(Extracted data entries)
════════════════
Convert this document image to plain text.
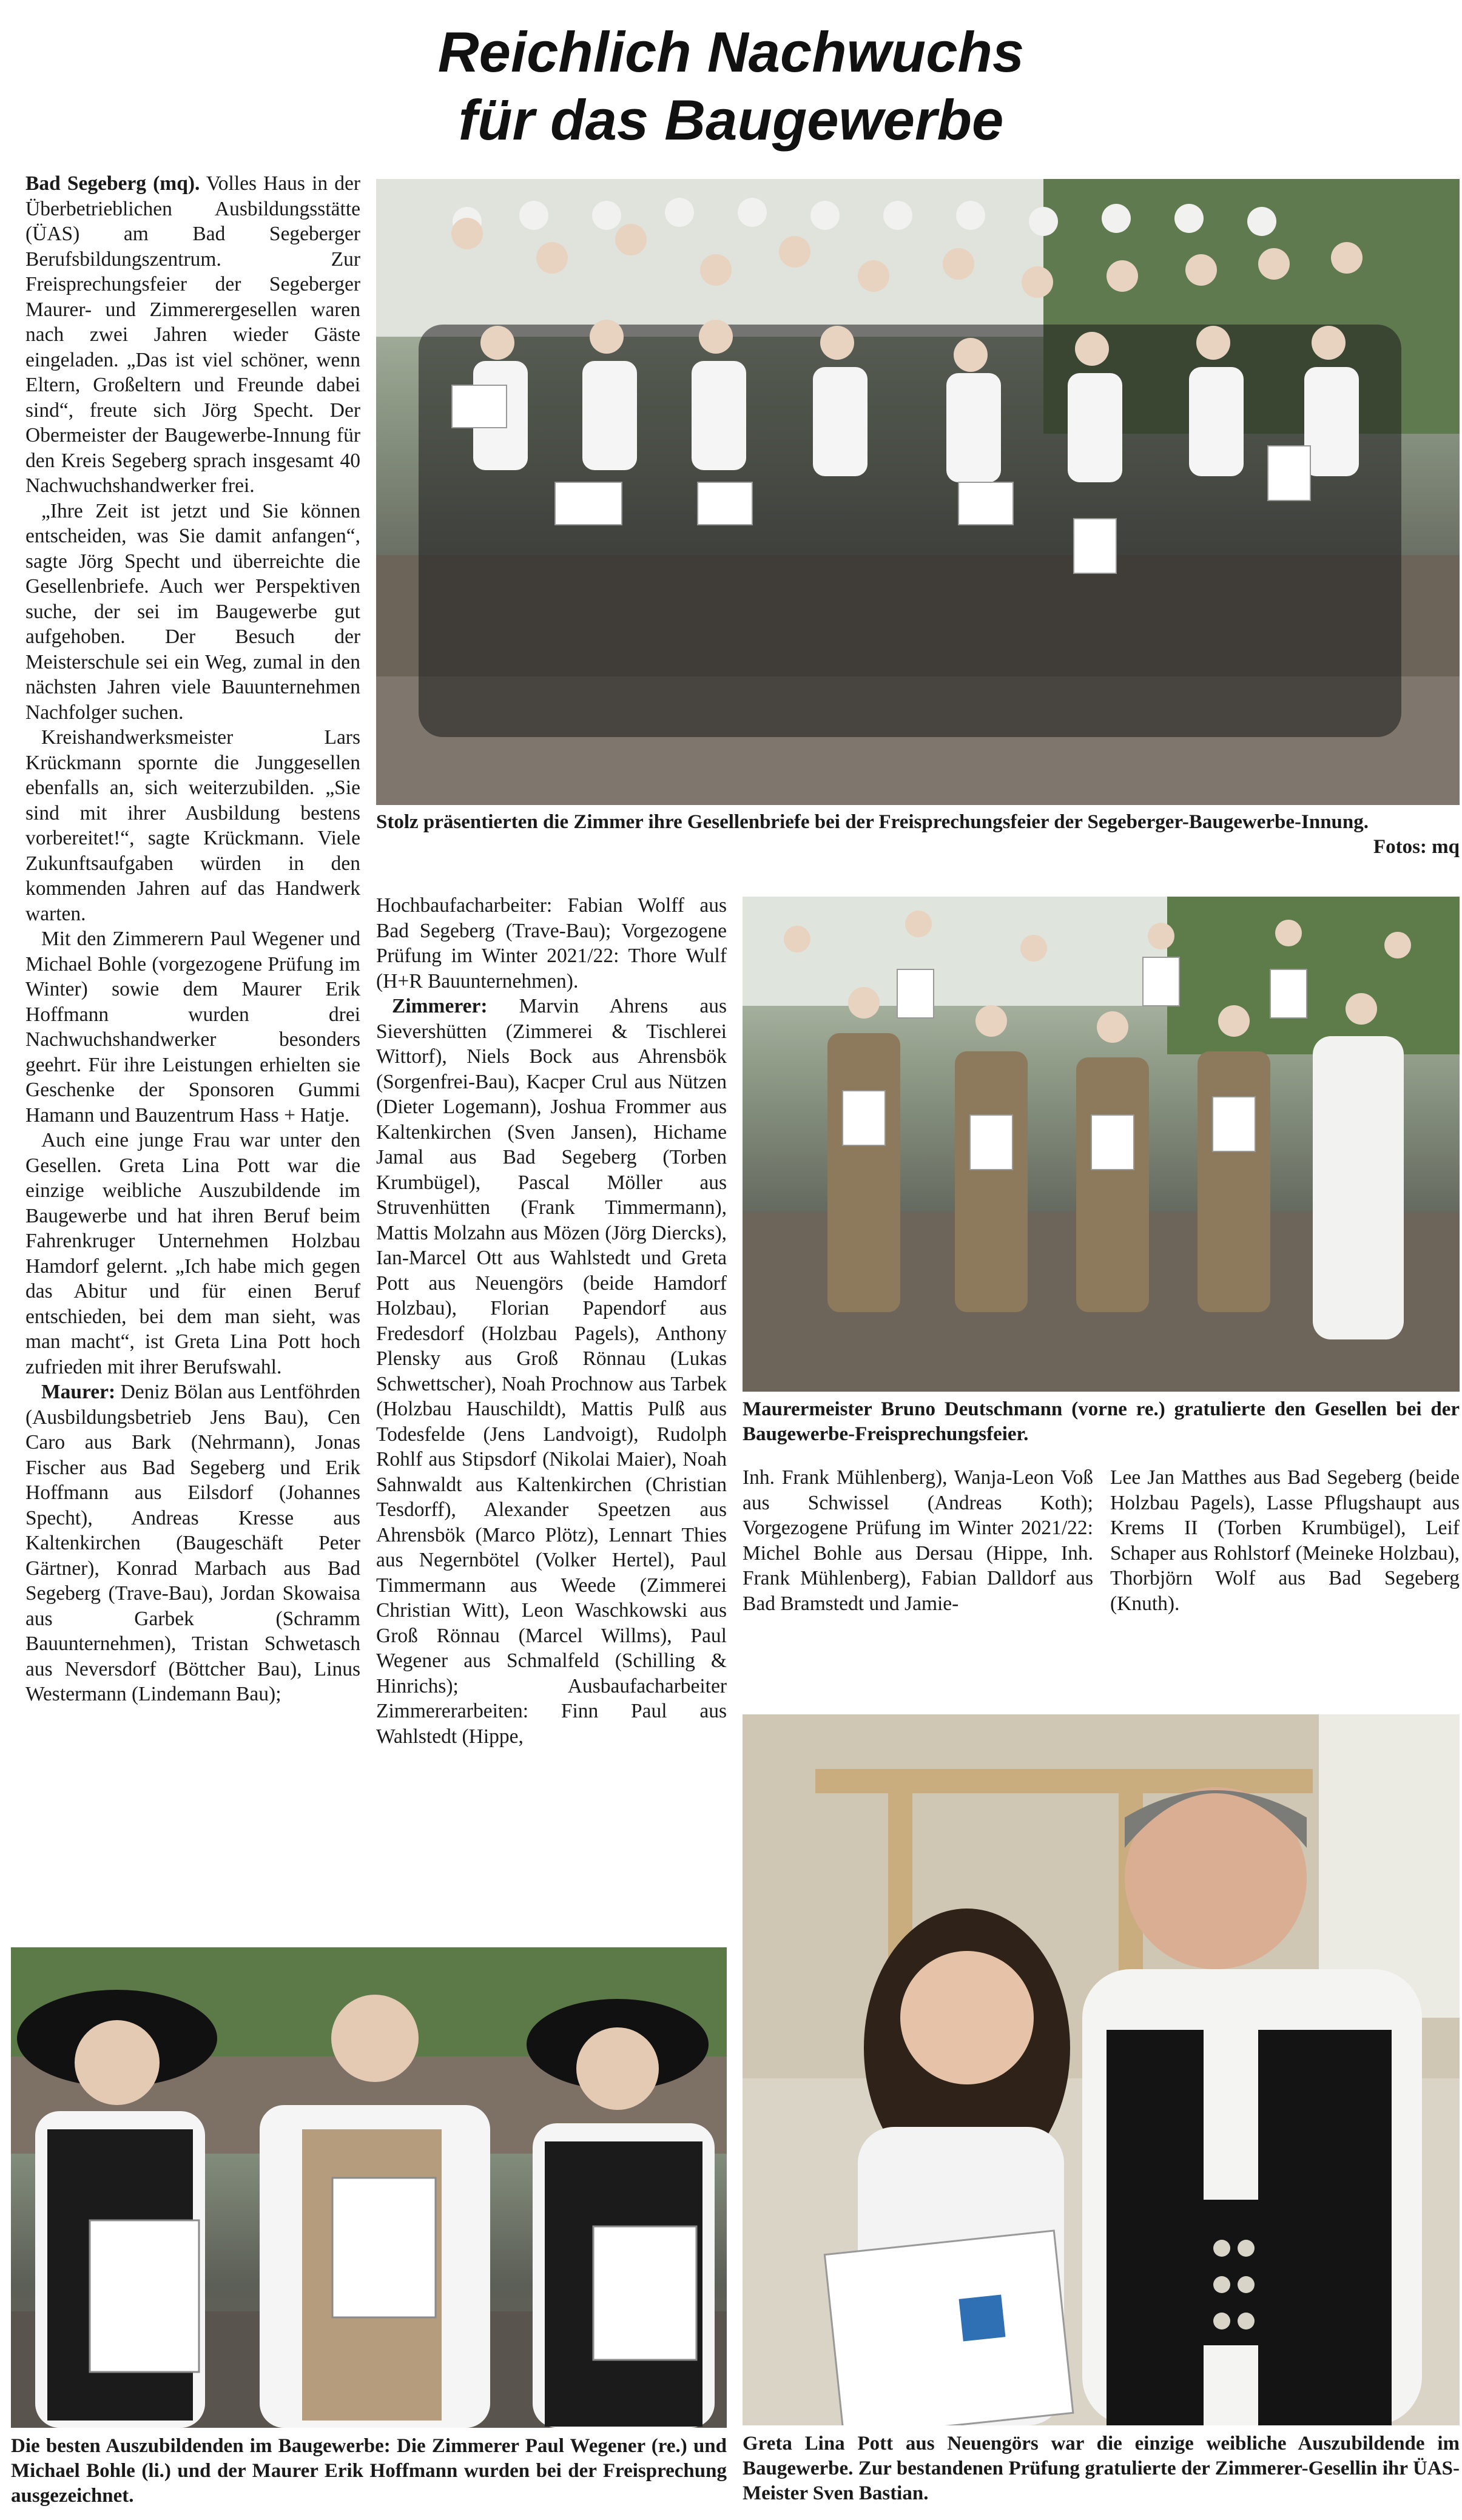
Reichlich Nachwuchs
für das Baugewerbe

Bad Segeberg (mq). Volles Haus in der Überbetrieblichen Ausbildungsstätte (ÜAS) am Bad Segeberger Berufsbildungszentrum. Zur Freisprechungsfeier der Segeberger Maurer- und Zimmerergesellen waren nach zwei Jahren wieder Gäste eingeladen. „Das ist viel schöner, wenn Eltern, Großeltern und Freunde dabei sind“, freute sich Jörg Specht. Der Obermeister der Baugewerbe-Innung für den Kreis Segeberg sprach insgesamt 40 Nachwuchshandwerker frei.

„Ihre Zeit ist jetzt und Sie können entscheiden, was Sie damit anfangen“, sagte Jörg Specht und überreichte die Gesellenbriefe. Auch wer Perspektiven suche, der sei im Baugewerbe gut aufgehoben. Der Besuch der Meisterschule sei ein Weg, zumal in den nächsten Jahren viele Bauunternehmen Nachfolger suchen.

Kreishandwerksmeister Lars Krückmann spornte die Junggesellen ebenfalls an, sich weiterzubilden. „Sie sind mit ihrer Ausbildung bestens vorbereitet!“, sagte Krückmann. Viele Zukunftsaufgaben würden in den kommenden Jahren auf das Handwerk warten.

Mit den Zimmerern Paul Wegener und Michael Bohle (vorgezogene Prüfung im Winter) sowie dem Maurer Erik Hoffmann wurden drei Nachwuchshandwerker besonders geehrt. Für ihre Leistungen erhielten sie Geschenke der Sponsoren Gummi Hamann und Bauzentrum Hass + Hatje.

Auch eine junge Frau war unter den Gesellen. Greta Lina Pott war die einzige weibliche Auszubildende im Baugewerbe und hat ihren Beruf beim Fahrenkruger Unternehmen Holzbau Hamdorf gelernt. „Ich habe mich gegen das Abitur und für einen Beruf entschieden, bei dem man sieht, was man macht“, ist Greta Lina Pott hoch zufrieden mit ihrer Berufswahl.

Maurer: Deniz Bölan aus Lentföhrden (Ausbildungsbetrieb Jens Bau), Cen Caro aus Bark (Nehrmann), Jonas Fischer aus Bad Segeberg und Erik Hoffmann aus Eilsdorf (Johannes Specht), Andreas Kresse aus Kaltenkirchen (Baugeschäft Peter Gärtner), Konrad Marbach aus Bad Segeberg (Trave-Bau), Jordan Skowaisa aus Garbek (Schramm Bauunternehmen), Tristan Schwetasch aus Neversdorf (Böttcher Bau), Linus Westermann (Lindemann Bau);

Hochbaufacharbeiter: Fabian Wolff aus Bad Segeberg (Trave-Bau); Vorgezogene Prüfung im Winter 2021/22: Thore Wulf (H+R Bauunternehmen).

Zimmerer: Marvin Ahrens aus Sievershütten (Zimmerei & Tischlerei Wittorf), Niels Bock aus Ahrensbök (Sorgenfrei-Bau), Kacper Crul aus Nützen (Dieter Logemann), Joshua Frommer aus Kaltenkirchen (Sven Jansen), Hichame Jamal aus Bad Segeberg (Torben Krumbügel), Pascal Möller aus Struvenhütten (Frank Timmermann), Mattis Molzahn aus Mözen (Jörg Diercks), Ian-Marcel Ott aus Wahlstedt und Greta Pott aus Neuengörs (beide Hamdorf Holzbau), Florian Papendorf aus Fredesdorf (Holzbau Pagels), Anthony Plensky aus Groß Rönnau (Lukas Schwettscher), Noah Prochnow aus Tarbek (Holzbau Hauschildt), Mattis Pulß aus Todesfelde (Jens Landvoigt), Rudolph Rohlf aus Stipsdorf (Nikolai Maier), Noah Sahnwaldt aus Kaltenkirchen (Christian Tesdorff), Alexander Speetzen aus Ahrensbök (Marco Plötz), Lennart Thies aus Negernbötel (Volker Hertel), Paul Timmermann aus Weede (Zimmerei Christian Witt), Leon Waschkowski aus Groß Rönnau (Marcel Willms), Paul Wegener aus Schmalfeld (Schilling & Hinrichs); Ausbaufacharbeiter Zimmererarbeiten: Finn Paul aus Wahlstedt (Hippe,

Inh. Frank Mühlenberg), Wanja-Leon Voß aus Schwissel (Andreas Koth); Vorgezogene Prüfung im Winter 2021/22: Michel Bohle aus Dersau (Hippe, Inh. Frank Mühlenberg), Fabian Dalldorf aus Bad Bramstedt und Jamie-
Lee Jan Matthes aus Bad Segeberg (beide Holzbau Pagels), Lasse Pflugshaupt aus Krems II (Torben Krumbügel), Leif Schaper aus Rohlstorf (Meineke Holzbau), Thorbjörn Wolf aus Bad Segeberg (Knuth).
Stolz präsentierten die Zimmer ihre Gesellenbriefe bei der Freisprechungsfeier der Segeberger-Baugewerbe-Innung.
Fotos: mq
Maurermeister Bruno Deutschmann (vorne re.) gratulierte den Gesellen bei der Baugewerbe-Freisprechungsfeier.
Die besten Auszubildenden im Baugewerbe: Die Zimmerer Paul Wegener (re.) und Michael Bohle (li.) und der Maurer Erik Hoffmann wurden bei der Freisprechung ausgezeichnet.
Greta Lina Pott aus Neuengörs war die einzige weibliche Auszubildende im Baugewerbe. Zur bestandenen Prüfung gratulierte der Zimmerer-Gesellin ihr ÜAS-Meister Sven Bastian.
════════════════
Count each line where the string "Michael" occurs, and write only the number.

EXERCISE RESULT:
2